— Begin Raw records —

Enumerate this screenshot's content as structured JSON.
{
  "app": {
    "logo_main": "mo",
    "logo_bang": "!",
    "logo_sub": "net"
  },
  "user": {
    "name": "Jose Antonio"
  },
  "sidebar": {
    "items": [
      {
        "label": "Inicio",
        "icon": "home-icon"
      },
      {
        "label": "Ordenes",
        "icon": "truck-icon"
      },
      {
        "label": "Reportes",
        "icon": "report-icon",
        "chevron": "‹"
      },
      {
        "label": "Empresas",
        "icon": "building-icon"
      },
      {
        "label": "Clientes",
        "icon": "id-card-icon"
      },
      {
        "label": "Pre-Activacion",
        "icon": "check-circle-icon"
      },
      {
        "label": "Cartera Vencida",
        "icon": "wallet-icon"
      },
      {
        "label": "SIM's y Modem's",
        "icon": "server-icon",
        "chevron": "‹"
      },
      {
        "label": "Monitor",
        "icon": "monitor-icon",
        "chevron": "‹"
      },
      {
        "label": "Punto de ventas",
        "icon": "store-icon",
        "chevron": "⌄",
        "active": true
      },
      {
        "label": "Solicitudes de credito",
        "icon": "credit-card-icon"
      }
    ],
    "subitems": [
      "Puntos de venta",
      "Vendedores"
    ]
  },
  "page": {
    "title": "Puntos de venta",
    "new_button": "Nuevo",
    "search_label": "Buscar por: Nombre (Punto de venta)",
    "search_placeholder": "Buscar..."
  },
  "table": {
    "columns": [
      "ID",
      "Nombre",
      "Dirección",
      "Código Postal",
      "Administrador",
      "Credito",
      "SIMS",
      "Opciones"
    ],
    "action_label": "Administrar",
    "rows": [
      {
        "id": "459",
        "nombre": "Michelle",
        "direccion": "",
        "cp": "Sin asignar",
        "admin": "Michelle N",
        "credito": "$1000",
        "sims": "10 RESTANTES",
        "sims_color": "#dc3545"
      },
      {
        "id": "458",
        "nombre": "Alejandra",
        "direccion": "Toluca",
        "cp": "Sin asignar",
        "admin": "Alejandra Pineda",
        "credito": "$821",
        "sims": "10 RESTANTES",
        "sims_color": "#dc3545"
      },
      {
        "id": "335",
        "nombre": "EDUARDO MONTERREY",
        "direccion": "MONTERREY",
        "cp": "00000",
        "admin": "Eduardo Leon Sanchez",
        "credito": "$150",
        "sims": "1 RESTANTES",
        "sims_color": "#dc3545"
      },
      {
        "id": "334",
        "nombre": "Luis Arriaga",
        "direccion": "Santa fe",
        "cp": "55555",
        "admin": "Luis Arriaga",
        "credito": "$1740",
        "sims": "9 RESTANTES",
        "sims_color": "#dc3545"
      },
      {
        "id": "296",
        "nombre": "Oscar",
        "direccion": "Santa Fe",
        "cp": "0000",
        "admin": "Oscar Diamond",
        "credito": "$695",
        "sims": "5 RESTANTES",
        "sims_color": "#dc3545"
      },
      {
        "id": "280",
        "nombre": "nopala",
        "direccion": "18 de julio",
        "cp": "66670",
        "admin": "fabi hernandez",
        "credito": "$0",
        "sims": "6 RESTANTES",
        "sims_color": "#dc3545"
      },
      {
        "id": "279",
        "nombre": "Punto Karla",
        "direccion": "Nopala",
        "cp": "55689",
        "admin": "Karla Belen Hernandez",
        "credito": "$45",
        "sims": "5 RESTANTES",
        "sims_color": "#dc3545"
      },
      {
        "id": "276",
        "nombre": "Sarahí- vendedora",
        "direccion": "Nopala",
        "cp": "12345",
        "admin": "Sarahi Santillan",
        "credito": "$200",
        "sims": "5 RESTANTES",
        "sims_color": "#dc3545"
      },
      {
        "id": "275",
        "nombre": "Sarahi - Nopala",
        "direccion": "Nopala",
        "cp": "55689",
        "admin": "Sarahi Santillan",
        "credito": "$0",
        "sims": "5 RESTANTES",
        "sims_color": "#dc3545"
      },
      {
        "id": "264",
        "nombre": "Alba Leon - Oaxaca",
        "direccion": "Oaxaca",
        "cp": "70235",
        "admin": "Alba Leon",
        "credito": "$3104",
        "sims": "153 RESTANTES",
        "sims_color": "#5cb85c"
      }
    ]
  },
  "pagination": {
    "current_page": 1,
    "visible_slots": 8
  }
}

— End Raw records —

▶ [Problem details] Lines containing the string "Leon" are to be selected and copied.

▶ [Correct answer]
        "admin": "Eduardo Leon Sanchez",
        "nombre": "Alba Leon - Oaxaca",
        "admin": "Alba Leon",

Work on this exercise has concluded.